» **Text**

For its part, giant tractor manufacturer Deere & Co. called for an end to census blocks and greater inclusion of mobile and fixed-wireless access broadband to ensure all areas of the country are covered -- especially rural, namely agricultural, regions.
"Deere agrees with NTIA that the Form 477 deployment data collected by the FCC,
presently the only source of data depicting nationwide broadband availability, does not
adequately or accurately capture the state of high-speed broadband deployment in rural areas," wrote Mark Lewellen, manager of Spectrum Advocacy at Intelligent Solutions Group (ISG) of Morgan, Lewis & Bockius LLP for Deere & Co. "Form 477 data, self-reported semi-annually to the FCC by voice and broadband telecommunications carriers, reports services provided to residential populations as measured byCensus Blocks. Thus, in rural areas, the Census Block reporting method is flawed because it can substantially overstate the extent of actual broadband service coverage. Given the very limited sources of broadband availability data, this reporting significantly distorts funding and other broadband deployment policies in a way that overlooks the needs of rural areas.
Similarly, reporting programs that measure adoption and usage of households also skews data to reflect deployment status of residential population centers ignoring the important and growing demand for high-speed broadband by rural business and other users, large and small."
Several respondents recommended a partnership between the two government agencies. The FCC and NTIA also should seek, find and use data from other organizations, public and private, several letter-writers proposed.
There is no way to create a complete and accurate map of broadband coverage (and lack, thereof) without first knowing where all US households were located, said the American Cable Association. The United States Postal Service could undertake some of that task in conjunction with NTIA and after public comment, ACA proposed.
In addition, Deere recommended the broadband map should extend beyond households into "cropland" and "ranchland" coverage, too. Given the fast-growing use of Internet of Things, plus technological advances such as 5G, fixed-wireless access and new broadband technologies that complement today's solutions, the ability to deploy high-speed, low-latency connectivity across uninhabited areas will become easier and more cost-effective and it's vital for government agencies to now incorporate these factors into map-making decisions, the vendor said.

» **Task description**
Repeat the broadband map text word for word between "In addition, Deere" and "the vendor said.", inclusive. The data after this point isn't needed.

» **Data**
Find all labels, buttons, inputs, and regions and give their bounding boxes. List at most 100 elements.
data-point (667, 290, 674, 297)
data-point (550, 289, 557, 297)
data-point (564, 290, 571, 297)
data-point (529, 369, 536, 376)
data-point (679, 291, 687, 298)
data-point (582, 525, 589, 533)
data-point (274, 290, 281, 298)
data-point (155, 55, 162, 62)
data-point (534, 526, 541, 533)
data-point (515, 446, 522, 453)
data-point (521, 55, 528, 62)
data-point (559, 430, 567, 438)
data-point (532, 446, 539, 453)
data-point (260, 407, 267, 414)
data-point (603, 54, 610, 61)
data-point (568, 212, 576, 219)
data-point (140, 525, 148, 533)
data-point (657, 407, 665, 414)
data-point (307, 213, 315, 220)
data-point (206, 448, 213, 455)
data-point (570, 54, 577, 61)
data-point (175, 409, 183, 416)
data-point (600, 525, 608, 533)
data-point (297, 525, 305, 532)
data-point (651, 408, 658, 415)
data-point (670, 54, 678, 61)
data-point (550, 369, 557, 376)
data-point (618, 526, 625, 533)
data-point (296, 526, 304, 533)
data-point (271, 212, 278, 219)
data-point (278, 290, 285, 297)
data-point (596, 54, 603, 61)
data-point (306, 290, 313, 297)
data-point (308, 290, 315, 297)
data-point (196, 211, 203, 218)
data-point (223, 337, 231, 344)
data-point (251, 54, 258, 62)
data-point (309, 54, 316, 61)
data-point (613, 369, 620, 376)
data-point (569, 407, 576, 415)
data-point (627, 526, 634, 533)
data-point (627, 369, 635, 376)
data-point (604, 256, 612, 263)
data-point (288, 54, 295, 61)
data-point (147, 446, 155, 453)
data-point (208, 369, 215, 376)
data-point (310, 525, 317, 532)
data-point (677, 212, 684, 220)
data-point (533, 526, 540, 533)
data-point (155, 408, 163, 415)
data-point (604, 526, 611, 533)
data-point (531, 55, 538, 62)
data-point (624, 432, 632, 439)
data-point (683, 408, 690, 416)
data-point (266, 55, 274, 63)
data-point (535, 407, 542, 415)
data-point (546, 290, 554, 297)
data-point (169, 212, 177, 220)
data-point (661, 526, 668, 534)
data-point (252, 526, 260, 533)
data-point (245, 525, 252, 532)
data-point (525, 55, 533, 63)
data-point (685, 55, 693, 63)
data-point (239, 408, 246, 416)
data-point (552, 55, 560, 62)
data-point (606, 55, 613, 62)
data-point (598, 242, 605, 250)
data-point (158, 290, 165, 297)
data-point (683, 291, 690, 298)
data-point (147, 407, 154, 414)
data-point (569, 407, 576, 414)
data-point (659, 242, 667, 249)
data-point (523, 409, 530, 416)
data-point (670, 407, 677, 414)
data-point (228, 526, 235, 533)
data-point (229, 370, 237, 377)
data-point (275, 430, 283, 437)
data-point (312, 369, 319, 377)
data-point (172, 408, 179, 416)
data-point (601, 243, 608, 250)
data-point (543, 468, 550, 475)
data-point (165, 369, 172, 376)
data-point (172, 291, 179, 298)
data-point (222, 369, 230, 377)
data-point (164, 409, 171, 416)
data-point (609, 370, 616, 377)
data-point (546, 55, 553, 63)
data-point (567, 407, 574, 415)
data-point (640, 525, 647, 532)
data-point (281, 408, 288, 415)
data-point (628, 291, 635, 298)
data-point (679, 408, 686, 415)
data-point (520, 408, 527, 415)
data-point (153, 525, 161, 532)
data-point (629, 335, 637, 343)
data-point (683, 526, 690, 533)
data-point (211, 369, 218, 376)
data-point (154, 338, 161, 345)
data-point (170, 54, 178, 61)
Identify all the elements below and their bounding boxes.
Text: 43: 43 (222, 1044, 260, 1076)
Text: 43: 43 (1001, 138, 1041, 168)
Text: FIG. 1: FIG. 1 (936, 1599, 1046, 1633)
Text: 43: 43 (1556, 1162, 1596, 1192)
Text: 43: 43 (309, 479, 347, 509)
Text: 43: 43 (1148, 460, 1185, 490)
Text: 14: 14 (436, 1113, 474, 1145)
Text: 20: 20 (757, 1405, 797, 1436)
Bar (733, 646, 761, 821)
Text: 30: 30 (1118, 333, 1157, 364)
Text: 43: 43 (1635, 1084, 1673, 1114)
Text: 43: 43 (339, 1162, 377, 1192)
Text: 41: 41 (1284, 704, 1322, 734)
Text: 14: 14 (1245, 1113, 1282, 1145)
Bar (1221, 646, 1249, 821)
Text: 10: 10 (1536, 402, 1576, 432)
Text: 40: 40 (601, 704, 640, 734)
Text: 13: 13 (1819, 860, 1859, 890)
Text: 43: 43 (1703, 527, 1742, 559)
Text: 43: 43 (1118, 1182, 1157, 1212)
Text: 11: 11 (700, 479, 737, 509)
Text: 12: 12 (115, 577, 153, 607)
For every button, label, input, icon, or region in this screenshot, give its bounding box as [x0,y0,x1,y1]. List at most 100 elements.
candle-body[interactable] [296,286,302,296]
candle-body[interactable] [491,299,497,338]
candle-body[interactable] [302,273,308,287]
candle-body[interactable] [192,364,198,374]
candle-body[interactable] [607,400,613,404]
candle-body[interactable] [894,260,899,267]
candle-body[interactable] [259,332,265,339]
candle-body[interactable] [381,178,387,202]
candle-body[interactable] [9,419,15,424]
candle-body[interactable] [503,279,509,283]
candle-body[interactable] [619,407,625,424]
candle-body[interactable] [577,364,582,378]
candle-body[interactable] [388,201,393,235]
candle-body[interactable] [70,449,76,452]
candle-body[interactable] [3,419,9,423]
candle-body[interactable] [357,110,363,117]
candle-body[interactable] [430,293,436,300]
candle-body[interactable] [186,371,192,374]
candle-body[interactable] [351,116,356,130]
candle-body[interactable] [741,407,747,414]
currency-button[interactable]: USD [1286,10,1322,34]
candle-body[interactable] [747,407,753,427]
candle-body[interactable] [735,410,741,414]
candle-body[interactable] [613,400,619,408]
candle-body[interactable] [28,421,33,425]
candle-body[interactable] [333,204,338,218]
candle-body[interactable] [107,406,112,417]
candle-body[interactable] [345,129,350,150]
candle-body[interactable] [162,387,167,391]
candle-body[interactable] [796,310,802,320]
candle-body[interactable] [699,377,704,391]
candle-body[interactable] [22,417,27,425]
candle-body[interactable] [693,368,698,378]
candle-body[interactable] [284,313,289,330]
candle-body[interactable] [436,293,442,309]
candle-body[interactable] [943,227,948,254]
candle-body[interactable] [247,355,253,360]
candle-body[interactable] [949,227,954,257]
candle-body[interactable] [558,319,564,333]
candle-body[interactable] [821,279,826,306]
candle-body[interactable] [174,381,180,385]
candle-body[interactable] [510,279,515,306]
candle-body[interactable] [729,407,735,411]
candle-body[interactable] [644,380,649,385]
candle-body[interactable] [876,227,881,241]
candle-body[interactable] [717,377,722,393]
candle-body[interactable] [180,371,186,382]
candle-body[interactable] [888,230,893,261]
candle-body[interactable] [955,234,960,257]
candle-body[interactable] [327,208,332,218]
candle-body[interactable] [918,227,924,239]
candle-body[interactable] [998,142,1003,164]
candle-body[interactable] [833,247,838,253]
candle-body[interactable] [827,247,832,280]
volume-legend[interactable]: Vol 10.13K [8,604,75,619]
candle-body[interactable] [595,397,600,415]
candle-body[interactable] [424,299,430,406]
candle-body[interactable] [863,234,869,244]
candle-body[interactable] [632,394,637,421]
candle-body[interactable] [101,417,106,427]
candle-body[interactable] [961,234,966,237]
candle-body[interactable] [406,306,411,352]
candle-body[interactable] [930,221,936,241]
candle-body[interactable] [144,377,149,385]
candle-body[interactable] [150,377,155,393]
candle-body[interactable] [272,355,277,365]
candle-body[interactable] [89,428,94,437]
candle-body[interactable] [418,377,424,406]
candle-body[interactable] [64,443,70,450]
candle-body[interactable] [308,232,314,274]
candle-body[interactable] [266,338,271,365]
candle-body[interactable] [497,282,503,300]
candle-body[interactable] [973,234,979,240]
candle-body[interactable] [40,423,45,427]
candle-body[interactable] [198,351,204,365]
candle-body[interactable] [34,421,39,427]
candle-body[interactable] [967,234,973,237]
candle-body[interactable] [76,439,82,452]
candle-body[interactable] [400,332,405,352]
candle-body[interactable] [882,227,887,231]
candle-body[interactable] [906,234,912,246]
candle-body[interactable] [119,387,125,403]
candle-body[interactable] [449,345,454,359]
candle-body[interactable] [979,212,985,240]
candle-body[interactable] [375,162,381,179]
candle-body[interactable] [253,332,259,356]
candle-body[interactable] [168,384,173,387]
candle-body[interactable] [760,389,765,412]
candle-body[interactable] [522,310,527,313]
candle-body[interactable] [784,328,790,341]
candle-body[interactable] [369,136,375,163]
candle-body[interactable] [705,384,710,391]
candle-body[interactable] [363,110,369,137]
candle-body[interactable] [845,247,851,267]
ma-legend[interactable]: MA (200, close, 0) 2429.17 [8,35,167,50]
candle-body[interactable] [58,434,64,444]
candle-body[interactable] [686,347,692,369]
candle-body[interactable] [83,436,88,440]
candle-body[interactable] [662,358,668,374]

» **Written response**
In addition, Deere recommended the broadband map should extend beyond households into "cropland" and "ranchland" coverage, too. Given the fast-growing use of Internet of Things, plus technological advances such as 5G, fixed-wireless access and new broadband technologies that complement today's solutions, the ability to deploy high-speed, low-latency connectivity across uninhabited areas will become easier and more cost-effective and it's vital for government agencies to now incorporate these factors into map-making decisions, the vendor said.